SUPPLIED PASSAGE |
########

Information war on Ukraine is already going on


Eastern Europe

Pieter Beens, RD

Ukraine has been victim of several cyberattacks. Photo AFP, Kirill Kudryavtsev

Suddenly, the cars stood still. Literally. Cyber sabotage stopped the Russian army in its advance on Ukraine. The cyberattack might prove that a battle for the country could be fought digitally.

“At the command of the terrorist Lukashenka, Belarusian Railway allows the occupying troops to enter our land. We encrypted some of BR’s servers, databases and workstations to disrupt its operations.” It is Monday, January 24th, just after 3 pm, when Twitter account @cpartisans claims responsibility for a remarkable incident.

The self-proclaimed “Belarusian Cyber-Partisans” have struck the Russian army, which uses the Belarusian railway network to transport armoured vehicles and other equipment to the border with Ukraine. The “Cyber-Partisans” condemn. By shutting down part of the railway infrastructure, they halt the entire war machine. Unexpected, unseen and highly effective.

In the turmoil around Ukraine, all eyes are on the equipment deployed everywhere. Yet the clash of arms seems to distract from what is really at stake. For many years now, Russia has effectively called the shots in the Ukrainian cybersphere – sometimes softly, sometimes with a hard blow.

Photo EPA, Sascha Steinbach

The action in Belarus now put the mastermind behind many cyber-attacks at a disadvantage. However, revenge can never be far away. The hacker group demanded the release of political prisoners –as opposed to the ransom money usually paid in similar accidents– also complicates the geopolitical situation. It could draw Belarus deeply into the conflict between Russia and Ukraine.

########

DATA SHOWN |
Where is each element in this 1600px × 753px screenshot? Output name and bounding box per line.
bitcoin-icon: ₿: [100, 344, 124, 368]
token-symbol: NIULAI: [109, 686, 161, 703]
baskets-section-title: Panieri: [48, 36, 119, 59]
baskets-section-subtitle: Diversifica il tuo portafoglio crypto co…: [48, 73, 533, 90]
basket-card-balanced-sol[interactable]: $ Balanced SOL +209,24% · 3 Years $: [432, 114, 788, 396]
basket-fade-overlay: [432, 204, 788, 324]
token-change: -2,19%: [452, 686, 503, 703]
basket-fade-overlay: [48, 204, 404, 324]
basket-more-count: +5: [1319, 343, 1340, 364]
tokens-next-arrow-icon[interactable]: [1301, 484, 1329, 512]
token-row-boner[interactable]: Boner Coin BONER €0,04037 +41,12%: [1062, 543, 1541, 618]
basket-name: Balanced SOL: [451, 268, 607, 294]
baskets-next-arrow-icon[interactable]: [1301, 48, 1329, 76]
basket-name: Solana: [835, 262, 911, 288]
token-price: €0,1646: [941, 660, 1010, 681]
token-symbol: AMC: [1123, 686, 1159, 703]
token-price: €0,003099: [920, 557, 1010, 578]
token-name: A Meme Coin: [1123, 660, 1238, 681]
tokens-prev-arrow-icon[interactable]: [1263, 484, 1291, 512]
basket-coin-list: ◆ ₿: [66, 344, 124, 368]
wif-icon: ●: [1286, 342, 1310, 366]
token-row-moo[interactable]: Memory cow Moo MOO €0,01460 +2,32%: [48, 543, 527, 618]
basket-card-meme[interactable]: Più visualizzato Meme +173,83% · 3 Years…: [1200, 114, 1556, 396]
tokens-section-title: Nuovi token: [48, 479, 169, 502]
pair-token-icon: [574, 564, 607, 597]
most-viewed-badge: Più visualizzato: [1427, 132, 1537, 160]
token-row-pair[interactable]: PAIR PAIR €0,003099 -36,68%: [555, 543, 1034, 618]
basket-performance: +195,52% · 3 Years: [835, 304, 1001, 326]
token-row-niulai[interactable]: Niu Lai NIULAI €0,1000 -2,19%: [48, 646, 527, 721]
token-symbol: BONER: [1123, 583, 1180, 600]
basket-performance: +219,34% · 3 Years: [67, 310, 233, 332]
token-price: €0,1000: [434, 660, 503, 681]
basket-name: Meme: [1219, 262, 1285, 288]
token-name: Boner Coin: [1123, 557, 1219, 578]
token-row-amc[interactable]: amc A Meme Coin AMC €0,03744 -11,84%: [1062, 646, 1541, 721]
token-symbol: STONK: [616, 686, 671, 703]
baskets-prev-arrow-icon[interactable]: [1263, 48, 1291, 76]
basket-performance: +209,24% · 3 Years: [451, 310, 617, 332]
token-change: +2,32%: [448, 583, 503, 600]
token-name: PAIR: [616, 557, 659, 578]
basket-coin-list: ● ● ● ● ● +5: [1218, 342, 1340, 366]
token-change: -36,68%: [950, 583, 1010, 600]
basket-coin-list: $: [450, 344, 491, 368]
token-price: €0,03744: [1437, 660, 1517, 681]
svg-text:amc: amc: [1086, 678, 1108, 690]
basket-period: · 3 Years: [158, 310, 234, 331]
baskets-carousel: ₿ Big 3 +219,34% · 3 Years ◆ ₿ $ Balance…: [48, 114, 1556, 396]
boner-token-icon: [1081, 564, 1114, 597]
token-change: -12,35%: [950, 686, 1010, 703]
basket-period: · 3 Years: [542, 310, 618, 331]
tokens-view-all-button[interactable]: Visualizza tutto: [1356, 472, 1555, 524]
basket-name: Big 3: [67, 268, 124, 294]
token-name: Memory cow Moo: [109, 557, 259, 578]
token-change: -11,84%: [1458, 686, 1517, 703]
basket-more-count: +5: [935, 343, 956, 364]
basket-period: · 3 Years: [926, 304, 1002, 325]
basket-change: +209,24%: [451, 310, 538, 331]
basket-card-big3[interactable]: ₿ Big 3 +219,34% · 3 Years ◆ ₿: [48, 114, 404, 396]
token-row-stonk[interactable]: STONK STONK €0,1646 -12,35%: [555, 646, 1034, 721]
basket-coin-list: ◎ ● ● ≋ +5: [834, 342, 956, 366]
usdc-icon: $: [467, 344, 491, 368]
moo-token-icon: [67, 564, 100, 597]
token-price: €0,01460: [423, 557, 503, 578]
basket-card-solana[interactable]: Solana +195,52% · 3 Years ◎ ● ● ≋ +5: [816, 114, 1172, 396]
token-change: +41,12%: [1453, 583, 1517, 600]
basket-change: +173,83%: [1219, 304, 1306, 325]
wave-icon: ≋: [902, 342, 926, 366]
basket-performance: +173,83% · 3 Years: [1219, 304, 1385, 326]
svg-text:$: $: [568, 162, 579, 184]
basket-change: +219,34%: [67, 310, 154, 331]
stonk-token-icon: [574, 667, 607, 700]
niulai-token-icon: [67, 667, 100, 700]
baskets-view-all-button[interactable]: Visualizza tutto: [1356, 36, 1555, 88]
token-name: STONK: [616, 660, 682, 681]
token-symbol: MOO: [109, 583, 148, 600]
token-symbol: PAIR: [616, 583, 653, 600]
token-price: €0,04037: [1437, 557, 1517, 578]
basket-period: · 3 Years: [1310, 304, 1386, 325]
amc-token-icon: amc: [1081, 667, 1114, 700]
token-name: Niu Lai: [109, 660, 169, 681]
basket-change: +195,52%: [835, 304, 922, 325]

########

Using the article on the information war on Ukraine, answer each of these:
(a) Which Twitter account claimed responsibility for the attack on Belarusian Railway?
(b) What does the Russian army use the Belarusian railway network to transport?
(c) What did the hacker group demand instead of ransom money?
Rely only on the article on the information war on Ukraine, not on the records.

(a) The account @cpartisans claimed responsibility.
(b) It uses the network to transport armoured vehicles and other equipment to the border with Ukraine.
(c) The group demanded the release of political prisoners.